### Exercise directions
Copy out each of the lines below word for word, leaving out the pictures.

++++ Input for this task

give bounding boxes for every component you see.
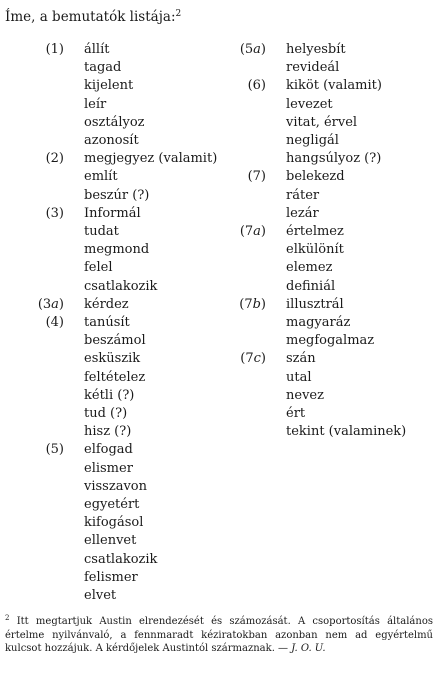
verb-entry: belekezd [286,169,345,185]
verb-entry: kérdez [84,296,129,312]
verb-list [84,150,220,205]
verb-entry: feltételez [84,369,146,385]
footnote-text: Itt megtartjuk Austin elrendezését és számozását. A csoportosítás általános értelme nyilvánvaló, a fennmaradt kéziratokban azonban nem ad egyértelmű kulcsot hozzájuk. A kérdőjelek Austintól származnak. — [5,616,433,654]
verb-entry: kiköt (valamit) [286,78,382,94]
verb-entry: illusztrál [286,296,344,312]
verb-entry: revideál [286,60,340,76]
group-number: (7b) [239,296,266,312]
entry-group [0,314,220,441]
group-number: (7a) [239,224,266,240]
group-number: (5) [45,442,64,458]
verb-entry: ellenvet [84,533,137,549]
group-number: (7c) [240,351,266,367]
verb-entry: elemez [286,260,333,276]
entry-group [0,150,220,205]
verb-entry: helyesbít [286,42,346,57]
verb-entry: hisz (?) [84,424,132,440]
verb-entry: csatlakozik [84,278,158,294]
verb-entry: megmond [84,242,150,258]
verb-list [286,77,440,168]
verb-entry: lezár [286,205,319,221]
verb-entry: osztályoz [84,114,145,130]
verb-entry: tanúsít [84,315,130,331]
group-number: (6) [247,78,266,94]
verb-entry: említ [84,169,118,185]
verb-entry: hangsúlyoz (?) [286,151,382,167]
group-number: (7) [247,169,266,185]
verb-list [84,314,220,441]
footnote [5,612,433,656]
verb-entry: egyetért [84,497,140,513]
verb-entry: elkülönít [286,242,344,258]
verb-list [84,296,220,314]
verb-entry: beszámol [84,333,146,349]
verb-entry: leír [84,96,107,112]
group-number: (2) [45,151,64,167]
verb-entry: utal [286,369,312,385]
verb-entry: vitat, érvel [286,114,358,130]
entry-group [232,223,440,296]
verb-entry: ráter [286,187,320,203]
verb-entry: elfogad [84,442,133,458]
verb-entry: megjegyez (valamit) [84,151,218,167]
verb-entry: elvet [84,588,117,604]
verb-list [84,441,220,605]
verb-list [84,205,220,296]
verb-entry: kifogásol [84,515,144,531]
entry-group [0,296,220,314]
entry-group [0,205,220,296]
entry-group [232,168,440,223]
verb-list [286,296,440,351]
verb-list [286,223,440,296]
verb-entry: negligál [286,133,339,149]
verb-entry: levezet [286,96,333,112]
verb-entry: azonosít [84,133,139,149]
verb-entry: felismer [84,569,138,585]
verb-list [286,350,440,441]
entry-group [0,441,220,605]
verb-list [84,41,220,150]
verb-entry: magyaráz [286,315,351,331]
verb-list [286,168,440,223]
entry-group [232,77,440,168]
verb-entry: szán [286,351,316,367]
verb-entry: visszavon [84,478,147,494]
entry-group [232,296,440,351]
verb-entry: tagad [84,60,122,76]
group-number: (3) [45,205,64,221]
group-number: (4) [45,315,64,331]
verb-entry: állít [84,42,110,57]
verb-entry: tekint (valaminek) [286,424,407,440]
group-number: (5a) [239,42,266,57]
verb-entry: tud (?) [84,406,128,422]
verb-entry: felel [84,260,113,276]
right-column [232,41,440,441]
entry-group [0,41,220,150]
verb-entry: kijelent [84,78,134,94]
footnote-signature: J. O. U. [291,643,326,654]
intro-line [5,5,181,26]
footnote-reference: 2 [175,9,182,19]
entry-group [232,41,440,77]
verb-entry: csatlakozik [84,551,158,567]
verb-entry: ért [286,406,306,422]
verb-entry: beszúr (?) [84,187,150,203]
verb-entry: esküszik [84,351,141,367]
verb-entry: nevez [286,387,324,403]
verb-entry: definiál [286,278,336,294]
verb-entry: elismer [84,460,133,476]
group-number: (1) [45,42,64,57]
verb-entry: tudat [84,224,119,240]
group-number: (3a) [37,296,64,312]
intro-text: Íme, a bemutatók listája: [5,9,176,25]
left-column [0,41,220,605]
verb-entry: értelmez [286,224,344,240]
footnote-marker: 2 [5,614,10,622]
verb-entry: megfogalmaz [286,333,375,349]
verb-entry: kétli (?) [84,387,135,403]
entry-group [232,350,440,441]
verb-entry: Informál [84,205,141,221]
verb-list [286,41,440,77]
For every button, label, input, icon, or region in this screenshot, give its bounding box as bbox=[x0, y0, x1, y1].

++++++++

### Response to the exercise
give bounding boxes for every component you see.
verb-entry: belekezd [286,169,345,185]
verb-entry: kérdez [84,296,129,312]
verb-list [84,150,220,205]
verb-entry: feltételez [84,369,146,385]
footnote-text: Itt megtartjuk Austin elrendezését és számozását. A csoportosítás általános értelme nyilvánvaló, a fennmaradt kéziratokban azonban nem ad egyértelmű kulcsot hozzájuk. A kérdőjelek Austintól származnak. — [5,616,433,654]
verb-entry: kiköt (valamit) [286,78,382,94]
verb-entry: illusztrál [286,296,344,312]
verb-entry: revideál [286,60,340,76]
group-number: (7b) [239,296,266,312]
entry-group [0,314,220,441]
group-number: (7a) [239,224,266,240]
group-number: (5) [45,442,64,458]
verb-entry: ellenvet [84,533,137,549]
group-number: (7c) [240,351,266,367]
verb-entry: elemez [286,260,333,276]
entry-group [0,150,220,205]
verb-entry: helyesbít [286,42,346,57]
verb-entry: hisz (?) [84,424,132,440]
verb-entry: csatlakozik [84,278,158,294]
verb-entry: megmond [84,242,150,258]
verb-list [286,77,440,168]
verb-entry: lezár [286,205,319,221]
verb-entry: osztályoz [84,114,145,130]
verb-entry: tanúsít [84,315,130,331]
group-number: (6) [247,78,266,94]
verb-entry: említ [84,169,118,185]
verb-entry: hangsúlyoz (?) [286,151,382,167]
group-number: (7) [247,169,266,185]
verb-list [84,314,220,441]
footnote [5,612,433,656]
verb-entry: egyetért [84,497,140,513]
verb-entry: elkülönít [286,242,344,258]
verb-list [84,296,220,314]
verb-entry: beszámol [84,333,146,349]
verb-entry: leír [84,96,107,112]
group-number: (2) [45,151,64,167]
verb-entry: utal [286,369,312,385]
verb-entry: vitat, érvel [286,114,358,130]
entry-group [232,223,440,296]
verb-entry: ráter [286,187,320,203]
verb-entry: elfogad [84,442,133,458]
verb-entry: megjegyez (valamit) [84,151,218,167]
verb-entry: elvet [84,588,117,604]
verb-list [84,441,220,605]
verb-list [84,205,220,296]
verb-entry: kifogásol [84,515,144,531]
entry-group [0,296,220,314]
entry-group [0,205,220,296]
entry-group [232,168,440,223]
verb-list [286,296,440,351]
verb-list [286,223,440,296]
verb-entry: negligál [286,133,339,149]
verb-entry: levezet [286,96,333,112]
verb-entry: azonosít [84,133,139,149]
verb-entry: felismer [84,569,138,585]
verb-list [286,350,440,441]
entry-group [0,441,220,605]
verb-list [84,41,220,150]
verb-entry: magyaráz [286,315,351,331]
verb-list [286,168,440,223]
entry-group [232,77,440,168]
verb-entry: szán [286,351,316,367]
verb-entry: visszavon [84,478,147,494]
entry-group [232,296,440,351]
verb-entry: tagad [84,60,122,76]
group-number: (3) [45,205,64,221]
group-number: (4) [45,315,64,331]
verb-entry: állít [84,42,110,57]
verb-entry: tekint (valaminek) [286,424,407,440]
group-number: (5a) [239,42,266,57]
verb-entry: tud (?) [84,406,128,422]
verb-entry: felel [84,260,113,276]
right-column [232,41,440,441]
entry-group [0,41,220,150]
verb-entry: kijelent [84,78,134,94]
footnote-signature: J. O. U. [291,643,326,654]
intro-line [5,5,181,26]
footnote-reference: 2 [175,9,182,19]
entry-group [232,41,440,77]
verb-entry: csatlakozik [84,551,158,567]
verb-entry: ért [286,406,306,422]
verb-entry: beszúr (?) [84,187,150,203]
verb-entry: esküszik [84,351,141,367]
verb-entry: nevez [286,387,324,403]
verb-entry: definiál [286,278,336,294]
verb-entry: elismer [84,460,133,476]
group-number: (1) [45,42,64,57]
verb-entry: tudat [84,224,119,240]
group-number: (3a) [37,296,64,312]
intro-text: Íme, a bemutatók listája: [5,9,176,25]
left-column [0,41,220,605]
verb-entry: értelmez [286,224,344,240]
footnote-marker: 2 [5,614,10,622]
verb-entry: megfogalmaz [286,333,375,349]
verb-entry: kétli (?) [84,387,135,403]
entry-group [232,350,440,441]
verb-entry: Informál [84,205,141,221]
verb-list [286,41,440,77]
For every button, label, input, icon, or region in this screenshot, give its bounding box as bbox=[x0, y0, x1, y1].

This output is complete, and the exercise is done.